-- BEGIN Raw data --

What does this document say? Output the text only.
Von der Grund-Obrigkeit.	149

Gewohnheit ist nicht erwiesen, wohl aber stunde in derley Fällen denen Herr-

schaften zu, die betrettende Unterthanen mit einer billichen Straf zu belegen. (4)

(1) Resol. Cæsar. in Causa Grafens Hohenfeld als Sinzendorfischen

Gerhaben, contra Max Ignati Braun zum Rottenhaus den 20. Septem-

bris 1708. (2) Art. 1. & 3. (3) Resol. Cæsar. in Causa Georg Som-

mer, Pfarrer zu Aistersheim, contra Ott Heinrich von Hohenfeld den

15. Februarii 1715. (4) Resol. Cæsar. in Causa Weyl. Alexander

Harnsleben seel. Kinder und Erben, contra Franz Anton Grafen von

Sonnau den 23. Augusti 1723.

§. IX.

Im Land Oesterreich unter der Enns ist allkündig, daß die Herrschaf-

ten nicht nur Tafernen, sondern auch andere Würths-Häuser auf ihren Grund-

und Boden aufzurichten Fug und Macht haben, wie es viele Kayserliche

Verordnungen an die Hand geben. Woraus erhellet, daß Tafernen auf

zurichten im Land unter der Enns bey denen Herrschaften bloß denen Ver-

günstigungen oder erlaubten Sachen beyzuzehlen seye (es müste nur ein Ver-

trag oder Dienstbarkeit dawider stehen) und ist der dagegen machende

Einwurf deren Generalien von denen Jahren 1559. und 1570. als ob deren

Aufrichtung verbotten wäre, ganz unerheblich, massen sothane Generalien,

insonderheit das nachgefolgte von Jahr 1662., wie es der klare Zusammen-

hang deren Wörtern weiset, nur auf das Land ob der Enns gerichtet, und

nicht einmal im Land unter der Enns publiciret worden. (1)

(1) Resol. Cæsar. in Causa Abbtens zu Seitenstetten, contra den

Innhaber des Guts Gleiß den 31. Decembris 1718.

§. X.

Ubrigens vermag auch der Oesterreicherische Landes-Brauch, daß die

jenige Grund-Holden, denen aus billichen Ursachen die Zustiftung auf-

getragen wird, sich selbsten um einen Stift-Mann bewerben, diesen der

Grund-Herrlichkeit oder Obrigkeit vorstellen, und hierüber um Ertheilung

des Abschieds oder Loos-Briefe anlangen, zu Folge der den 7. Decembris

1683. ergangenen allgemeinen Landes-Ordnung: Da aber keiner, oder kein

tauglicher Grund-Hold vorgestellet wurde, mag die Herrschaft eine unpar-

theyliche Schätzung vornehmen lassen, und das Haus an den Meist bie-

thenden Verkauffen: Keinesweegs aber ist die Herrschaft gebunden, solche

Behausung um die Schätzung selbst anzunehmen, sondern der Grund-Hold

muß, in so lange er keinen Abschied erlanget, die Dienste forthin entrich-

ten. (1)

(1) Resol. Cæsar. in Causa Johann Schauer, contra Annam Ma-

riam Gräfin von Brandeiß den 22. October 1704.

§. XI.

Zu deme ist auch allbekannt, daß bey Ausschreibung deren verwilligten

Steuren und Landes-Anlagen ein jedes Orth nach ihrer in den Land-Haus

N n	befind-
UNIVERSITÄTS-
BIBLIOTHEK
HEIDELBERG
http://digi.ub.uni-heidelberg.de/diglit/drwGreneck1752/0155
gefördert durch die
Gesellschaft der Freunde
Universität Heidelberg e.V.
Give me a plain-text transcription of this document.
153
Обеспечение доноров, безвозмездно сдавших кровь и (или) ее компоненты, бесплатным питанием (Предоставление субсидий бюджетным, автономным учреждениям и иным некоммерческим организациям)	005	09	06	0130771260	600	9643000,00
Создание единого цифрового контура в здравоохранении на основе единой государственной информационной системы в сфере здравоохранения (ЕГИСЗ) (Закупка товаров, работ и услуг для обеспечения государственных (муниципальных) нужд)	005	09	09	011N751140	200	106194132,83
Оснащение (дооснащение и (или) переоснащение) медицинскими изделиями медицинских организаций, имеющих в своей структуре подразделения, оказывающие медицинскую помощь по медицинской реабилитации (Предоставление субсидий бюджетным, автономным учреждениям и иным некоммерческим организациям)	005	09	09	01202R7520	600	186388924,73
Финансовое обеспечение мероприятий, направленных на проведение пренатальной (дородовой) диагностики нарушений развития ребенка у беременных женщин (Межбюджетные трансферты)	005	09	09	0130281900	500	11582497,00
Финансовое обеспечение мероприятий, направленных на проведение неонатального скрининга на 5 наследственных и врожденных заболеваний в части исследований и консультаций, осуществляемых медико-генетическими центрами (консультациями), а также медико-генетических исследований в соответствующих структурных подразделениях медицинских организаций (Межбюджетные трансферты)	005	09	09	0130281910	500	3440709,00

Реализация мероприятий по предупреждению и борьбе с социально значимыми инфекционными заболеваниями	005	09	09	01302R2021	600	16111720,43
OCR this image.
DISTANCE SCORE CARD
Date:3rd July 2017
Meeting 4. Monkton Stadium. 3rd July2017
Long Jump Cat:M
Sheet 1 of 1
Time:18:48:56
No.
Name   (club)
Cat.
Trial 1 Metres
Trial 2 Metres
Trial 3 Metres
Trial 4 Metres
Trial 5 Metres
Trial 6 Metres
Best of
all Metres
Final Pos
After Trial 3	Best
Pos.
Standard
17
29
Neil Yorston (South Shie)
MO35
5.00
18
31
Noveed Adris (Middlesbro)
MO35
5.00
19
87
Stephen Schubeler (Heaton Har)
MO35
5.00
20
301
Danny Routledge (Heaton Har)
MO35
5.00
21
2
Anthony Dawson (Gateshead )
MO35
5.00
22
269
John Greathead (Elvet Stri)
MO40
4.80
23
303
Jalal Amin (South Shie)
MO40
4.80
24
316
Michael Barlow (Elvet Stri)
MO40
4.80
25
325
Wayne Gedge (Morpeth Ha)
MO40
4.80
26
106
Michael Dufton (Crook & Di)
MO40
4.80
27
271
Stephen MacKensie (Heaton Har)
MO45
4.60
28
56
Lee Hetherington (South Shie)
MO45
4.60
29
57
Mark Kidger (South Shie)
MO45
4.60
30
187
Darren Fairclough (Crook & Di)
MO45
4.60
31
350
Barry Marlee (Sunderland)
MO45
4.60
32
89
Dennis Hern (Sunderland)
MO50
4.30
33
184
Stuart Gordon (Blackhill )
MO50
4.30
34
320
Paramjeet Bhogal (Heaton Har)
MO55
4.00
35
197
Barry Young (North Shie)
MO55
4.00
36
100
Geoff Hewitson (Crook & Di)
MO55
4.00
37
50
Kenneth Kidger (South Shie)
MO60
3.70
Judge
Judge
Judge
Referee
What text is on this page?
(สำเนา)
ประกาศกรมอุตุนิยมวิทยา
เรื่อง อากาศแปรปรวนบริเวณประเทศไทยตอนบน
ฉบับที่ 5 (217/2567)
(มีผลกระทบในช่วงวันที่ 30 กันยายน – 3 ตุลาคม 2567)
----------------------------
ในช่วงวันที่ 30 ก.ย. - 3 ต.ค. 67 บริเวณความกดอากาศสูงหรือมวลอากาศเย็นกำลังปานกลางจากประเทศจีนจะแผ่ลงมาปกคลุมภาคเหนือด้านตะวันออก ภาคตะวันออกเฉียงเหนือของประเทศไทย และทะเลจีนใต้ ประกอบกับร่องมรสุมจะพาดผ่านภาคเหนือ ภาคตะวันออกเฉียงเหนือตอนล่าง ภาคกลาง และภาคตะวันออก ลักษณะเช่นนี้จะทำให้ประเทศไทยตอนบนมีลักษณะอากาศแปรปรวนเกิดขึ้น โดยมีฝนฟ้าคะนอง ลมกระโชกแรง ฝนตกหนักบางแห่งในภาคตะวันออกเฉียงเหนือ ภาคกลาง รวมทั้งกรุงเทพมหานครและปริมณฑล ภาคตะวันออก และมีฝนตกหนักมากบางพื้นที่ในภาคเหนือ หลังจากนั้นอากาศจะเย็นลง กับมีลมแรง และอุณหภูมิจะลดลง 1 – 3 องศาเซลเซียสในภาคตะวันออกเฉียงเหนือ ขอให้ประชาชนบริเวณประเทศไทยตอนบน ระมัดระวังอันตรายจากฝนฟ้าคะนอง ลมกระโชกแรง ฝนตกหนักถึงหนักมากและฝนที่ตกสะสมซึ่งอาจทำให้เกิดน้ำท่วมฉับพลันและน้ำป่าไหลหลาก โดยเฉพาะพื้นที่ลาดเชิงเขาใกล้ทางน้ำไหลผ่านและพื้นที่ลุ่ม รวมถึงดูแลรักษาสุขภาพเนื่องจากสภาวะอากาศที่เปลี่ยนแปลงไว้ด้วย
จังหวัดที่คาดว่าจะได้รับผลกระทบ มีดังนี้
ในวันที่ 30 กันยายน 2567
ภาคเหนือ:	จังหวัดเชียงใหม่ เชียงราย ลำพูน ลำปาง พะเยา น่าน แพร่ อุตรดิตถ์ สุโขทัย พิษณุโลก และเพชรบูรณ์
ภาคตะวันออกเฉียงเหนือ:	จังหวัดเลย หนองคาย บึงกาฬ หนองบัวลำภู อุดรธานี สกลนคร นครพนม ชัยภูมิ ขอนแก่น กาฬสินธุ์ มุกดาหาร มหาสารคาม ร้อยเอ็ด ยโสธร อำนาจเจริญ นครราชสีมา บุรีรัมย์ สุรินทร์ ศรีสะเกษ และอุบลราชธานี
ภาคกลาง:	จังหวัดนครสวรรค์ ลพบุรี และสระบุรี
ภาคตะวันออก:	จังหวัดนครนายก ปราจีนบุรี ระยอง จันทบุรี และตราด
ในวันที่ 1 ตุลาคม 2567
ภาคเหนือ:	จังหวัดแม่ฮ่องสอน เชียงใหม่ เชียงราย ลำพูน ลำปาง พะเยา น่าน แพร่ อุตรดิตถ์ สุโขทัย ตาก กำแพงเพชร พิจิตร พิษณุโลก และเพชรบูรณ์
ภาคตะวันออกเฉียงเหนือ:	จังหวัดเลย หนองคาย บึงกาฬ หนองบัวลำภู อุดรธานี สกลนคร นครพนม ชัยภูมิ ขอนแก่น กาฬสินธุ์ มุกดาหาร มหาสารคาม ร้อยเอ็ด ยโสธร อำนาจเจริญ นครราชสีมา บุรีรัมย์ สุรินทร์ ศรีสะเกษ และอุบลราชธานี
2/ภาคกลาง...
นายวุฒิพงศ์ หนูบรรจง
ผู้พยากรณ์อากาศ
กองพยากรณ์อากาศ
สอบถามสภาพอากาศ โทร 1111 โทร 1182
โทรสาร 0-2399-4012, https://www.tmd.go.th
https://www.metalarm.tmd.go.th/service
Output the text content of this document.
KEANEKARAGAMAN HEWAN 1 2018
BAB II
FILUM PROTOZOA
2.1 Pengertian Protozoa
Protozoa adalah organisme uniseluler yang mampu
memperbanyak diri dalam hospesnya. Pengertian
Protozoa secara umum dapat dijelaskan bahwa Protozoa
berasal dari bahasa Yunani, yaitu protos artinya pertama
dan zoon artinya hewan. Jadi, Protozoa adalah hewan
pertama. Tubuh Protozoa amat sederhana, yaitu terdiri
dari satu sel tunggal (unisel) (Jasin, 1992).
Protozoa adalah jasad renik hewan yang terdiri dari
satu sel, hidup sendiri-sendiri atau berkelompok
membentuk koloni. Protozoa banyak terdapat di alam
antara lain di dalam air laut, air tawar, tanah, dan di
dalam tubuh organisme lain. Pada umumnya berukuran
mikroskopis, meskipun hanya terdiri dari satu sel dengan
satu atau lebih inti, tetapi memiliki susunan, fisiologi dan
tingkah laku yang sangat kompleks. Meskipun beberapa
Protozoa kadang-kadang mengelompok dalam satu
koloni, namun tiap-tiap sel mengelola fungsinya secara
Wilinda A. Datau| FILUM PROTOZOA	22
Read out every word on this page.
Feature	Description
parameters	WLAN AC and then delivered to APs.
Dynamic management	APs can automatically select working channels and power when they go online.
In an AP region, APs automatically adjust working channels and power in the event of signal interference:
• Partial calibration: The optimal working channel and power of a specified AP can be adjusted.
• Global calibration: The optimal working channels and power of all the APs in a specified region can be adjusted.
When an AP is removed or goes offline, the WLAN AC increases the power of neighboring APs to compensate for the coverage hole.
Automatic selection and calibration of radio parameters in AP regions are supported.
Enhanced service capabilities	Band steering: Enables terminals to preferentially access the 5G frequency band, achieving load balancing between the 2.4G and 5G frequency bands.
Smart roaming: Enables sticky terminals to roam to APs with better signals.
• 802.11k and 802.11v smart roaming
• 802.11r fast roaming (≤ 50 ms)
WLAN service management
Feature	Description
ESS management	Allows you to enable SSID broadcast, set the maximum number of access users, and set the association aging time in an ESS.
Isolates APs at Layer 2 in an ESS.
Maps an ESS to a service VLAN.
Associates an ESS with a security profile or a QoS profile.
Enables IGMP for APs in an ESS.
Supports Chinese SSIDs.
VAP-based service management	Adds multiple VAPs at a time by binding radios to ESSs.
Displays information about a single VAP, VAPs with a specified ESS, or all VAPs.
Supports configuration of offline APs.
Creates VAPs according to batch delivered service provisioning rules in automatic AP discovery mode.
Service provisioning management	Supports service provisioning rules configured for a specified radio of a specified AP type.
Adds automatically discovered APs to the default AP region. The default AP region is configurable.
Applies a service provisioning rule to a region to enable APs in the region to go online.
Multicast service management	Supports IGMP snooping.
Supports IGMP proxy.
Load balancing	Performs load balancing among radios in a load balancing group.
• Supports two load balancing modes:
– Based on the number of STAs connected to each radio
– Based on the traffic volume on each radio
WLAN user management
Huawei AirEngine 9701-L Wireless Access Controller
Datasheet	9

-- END Raw data --

■ Your instructions: Locate the word "Stephen" in the records above, and return each line that has it.

■ Written response:
Stephen Schubeler (Heaton Har)
Stephen MacKensie (Heaton Har)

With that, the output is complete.